> [TASK TO COMPLETE]
Check every line below for the word "label" and show those that hold it.

> [INFORMATION PROVIDED]
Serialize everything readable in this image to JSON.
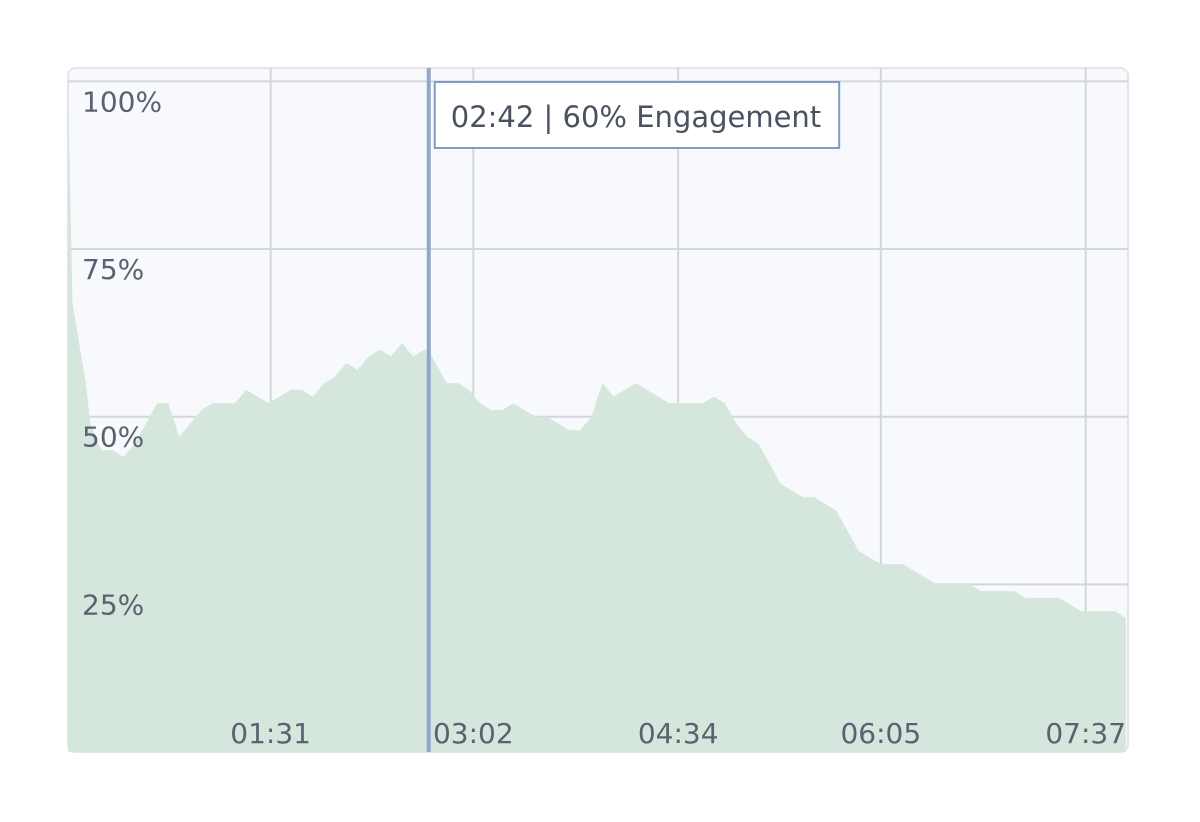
{
  "chart_data": {
    "type": "area",
    "color": "#d5e6dc",
    "grid": true,
    "xlim": [
      0,
      476
    ],
    "ylim": [
      0,
      102
    ],
    "xticks": [
      {
        "value": 91,
        "label": "01:31"
      },
      {
        "value": 182,
        "label": "03:02"
      },
      {
        "value": 274,
        "label": "04:34"
      },
      {
        "value": 365,
        "label": "06:05"
      },
      {
        "value": 457,
        "label": "07:37"
      }
    ],
    "yticks": [
      {
        "value": 25,
        "label": "25%"
      },
      {
        "value": 50,
        "label": "50%"
      },
      {
        "value": 75,
        "label": "75%"
      },
      {
        "value": 100,
        "label": "100%"
      }
    ],
    "x": [
      0,
      2,
      5,
      8,
      10,
      15,
      20,
      25,
      30,
      35,
      40,
      45,
      50,
      55,
      60,
      65,
      70,
      75,
      80,
      85,
      90,
      95,
      100,
      105,
      110,
      115,
      120,
      125,
      130,
      135,
      140,
      145,
      150,
      155,
      160,
      162,
      165,
      170,
      175,
      180,
      185,
      190,
      195,
      200,
      205,
      210,
      215,
      220,
      225,
      230,
      235,
      240,
      245,
      250,
      255,
      260,
      265,
      270,
      275,
      280,
      285,
      290,
      295,
      300,
      305,
      310,
      315,
      320,
      325,
      330,
      335,
      340,
      345,
      350,
      355,
      360,
      365,
      370,
      375,
      380,
      385,
      390,
      395,
      400,
      405,
      410,
      415,
      420,
      425,
      430,
      435,
      440,
      445,
      450,
      455,
      460,
      465,
      470,
      475
    ],
    "values": [
      100,
      67,
      61,
      55,
      49,
      45,
      45,
      44,
      46,
      49,
      52,
      52,
      47,
      49,
      51,
      52,
      52,
      52,
      54,
      53,
      52,
      53,
      54,
      54,
      53,
      55,
      56,
      58,
      57,
      59,
      60,
      59,
      61,
      59,
      60,
      60,
      58,
      55,
      55,
      54,
      52,
      51,
      51,
      52,
      51,
      50,
      50,
      49,
      48,
      48,
      50,
      55,
      53,
      54,
      55,
      54,
      53,
      52,
      52,
      52,
      52,
      53,
      52,
      49,
      47,
      46,
      43,
      40,
      39,
      38,
      38,
      37,
      36,
      33,
      30,
      29,
      28,
      28,
      28,
      27,
      26,
      25,
      25,
      25,
      25,
      24,
      24,
      24,
      24,
      23,
      23,
      23,
      23,
      22,
      21,
      21,
      21,
      21,
      20
    ],
    "cursor": {
      "x": 162,
      "label": "02:42 | 60% Engagement"
    }
  }
}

> [SOLUTION FOR THIS PROBLEM]
        "label": "01:31"
        "label": "03:02"
        "label": "04:34"
        "label": "06:05"
        "label": "07:37"
        "label": "25%"
        "label": "50%"
        "label": "75%"
        "label": "100%"
      "label": "02:42 | 60% Engagement"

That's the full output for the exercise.